WRITTEN TASK: Skip every picture and transcribe the remaining material exactly.

ENTRIES SUPPLIED:
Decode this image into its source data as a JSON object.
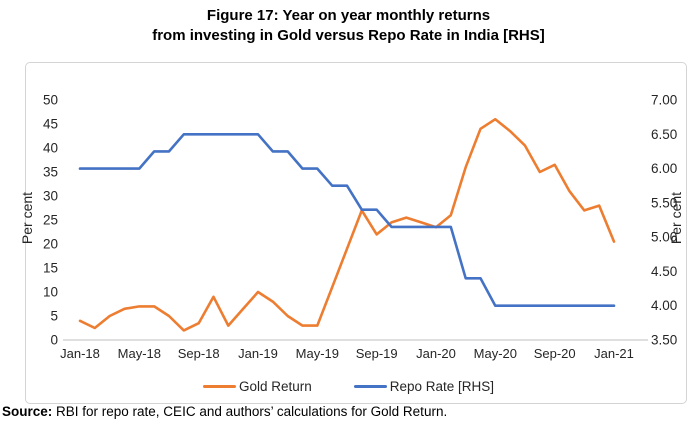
{
  "figure": {
    "title_line1": "Figure 17: Year on year monthly returns",
    "title_line2": "from investing in Gold versus Repo Rate in India [RHS]",
    "source_label": "Source:",
    "source_text": " RBI for repo rate, CEIC and authors’ calculations for Gold Return."
  },
  "chart_data": {
    "type": "line",
    "x": [
      "Jan-18",
      "Feb-18",
      "Mar-18",
      "Apr-18",
      "May-18",
      "Jun-18",
      "Jul-18",
      "Aug-18",
      "Sep-18",
      "Oct-18",
      "Nov-18",
      "Dec-18",
      "Jan-19",
      "Feb-19",
      "Mar-19",
      "Apr-19",
      "May-19",
      "Jun-19",
      "Jul-19",
      "Aug-19",
      "Sep-19",
      "Oct-19",
      "Nov-19",
      "Dec-19",
      "Jan-20",
      "Feb-20",
      "Mar-20",
      "Apr-20",
      "May-20",
      "Jun-20",
      "Jul-20",
      "Aug-20",
      "Sep-20",
      "Oct-20",
      "Nov-20",
      "Dec-20",
      "Jan-21"
    ],
    "x_tick_labels": [
      "Jan-18",
      "May-18",
      "Sep-18",
      "Jan-19",
      "May-19",
      "Sep-19",
      "Jan-20",
      "May-20",
      "Sep-20",
      "Jan-21"
    ],
    "series": [
      {
        "id": "gold-return",
        "name": "Gold Return",
        "axis": "left",
        "color": "#ED7D31",
        "values": [
          4,
          2.5,
          5,
          6.5,
          7,
          7,
          5,
          2,
          3.5,
          9,
          3,
          6.5,
          10,
          8,
          5,
          3,
          3,
          11,
          19,
          27,
          22,
          24.5,
          25.5,
          24.5,
          23.5,
          26,
          36,
          44,
          46,
          43.5,
          40.5,
          35,
          36.5,
          31,
          27,
          28,
          20.5
        ]
      },
      {
        "id": "repo-rate",
        "name": "Repo Rate [RHS]",
        "axis": "right",
        "color": "#4472C4",
        "values": [
          6.0,
          6.0,
          6.0,
          6.0,
          6.0,
          6.25,
          6.25,
          6.5,
          6.5,
          6.5,
          6.5,
          6.5,
          6.5,
          6.25,
          6.25,
          6.0,
          6.0,
          5.75,
          5.75,
          5.4,
          5.4,
          5.15,
          5.15,
          5.15,
          5.15,
          5.15,
          4.4,
          4.4,
          4.0,
          4.0,
          4.0,
          4.0,
          4.0,
          4.0,
          4.0,
          4.0,
          4.0
        ]
      }
    ],
    "left_axis": {
      "label": "Per cent",
      "min": 0,
      "max": 50,
      "ticks": [
        0,
        5,
        10,
        15,
        20,
        25,
        30,
        35,
        40,
        45,
        50
      ]
    },
    "right_axis": {
      "label": "Per cent",
      "min": 3.5,
      "max": 7.0,
      "ticks": [
        "3.50",
        "4.00",
        "4.50",
        "5.00",
        "5.50",
        "6.00",
        "6.50",
        "7.00"
      ]
    },
    "legend_position": "bottom",
    "grid": false
  }
}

ANSWER BELOW:
Decode this image into its source data as a JSON object.
{
  "figure": {
    "title_line1": "Figure 17: Year on year monthly returns",
    "title_line2": "from investing in Gold versus Repo Rate in India [RHS]",
    "source_label": "Source:",
    "source_text": " RBI for repo rate, CEIC and authors’ calculations for Gold Return."
  },
  "chart_data": {
    "type": "line",
    "x": [
      "Jan-18",
      "Feb-18",
      "Mar-18",
      "Apr-18",
      "May-18",
      "Jun-18",
      "Jul-18",
      "Aug-18",
      "Sep-18",
      "Oct-18",
      "Nov-18",
      "Dec-18",
      "Jan-19",
      "Feb-19",
      "Mar-19",
      "Apr-19",
      "May-19",
      "Jun-19",
      "Jul-19",
      "Aug-19",
      "Sep-19",
      "Oct-19",
      "Nov-19",
      "Dec-19",
      "Jan-20",
      "Feb-20",
      "Mar-20",
      "Apr-20",
      "May-20",
      "Jun-20",
      "Jul-20",
      "Aug-20",
      "Sep-20",
      "Oct-20",
      "Nov-20",
      "Dec-20",
      "Jan-21"
    ],
    "x_tick_labels": [
      "Jan-18",
      "May-18",
      "Sep-18",
      "Jan-19",
      "May-19",
      "Sep-19",
      "Jan-20",
      "May-20",
      "Sep-20",
      "Jan-21"
    ],
    "series": [
      {
        "id": "gold-return",
        "name": "Gold Return",
        "axis": "left",
        "color": "#ED7D31",
        "values": [
          4,
          2.5,
          5,
          6.5,
          7,
          7,
          5,
          2,
          3.5,
          9,
          3,
          6.5,
          10,
          8,
          5,
          3,
          3,
          11,
          19,
          27,
          22,
          24.5,
          25.5,
          24.5,
          23.5,
          26,
          36,
          44,
          46,
          43.5,
          40.5,
          35,
          36.5,
          31,
          27,
          28,
          20.5
        ]
      },
      {
        "id": "repo-rate",
        "name": "Repo Rate [RHS]",
        "axis": "right",
        "color": "#4472C4",
        "values": [
          6.0,
          6.0,
          6.0,
          6.0,
          6.0,
          6.25,
          6.25,
          6.5,
          6.5,
          6.5,
          6.5,
          6.5,
          6.5,
          6.25,
          6.25,
          6.0,
          6.0,
          5.75,
          5.75,
          5.4,
          5.4,
          5.15,
          5.15,
          5.15,
          5.15,
          5.15,
          4.4,
          4.4,
          4.0,
          4.0,
          4.0,
          4.0,
          4.0,
          4.0,
          4.0,
          4.0,
          4.0
        ]
      }
    ],
    "left_axis": {
      "label": "Per cent",
      "min": 0,
      "max": 50,
      "ticks": [
        0,
        5,
        10,
        15,
        20,
        25,
        30,
        35,
        40,
        45,
        50
      ]
    },
    "right_axis": {
      "label": "Per cent",
      "min": 3.5,
      "max": 7.0,
      "ticks": [
        "3.50",
        "4.00",
        "4.50",
        "5.00",
        "5.50",
        "6.00",
        "6.50",
        "7.00"
      ]
    },
    "legend_position": "bottom",
    "grid": false
  }
}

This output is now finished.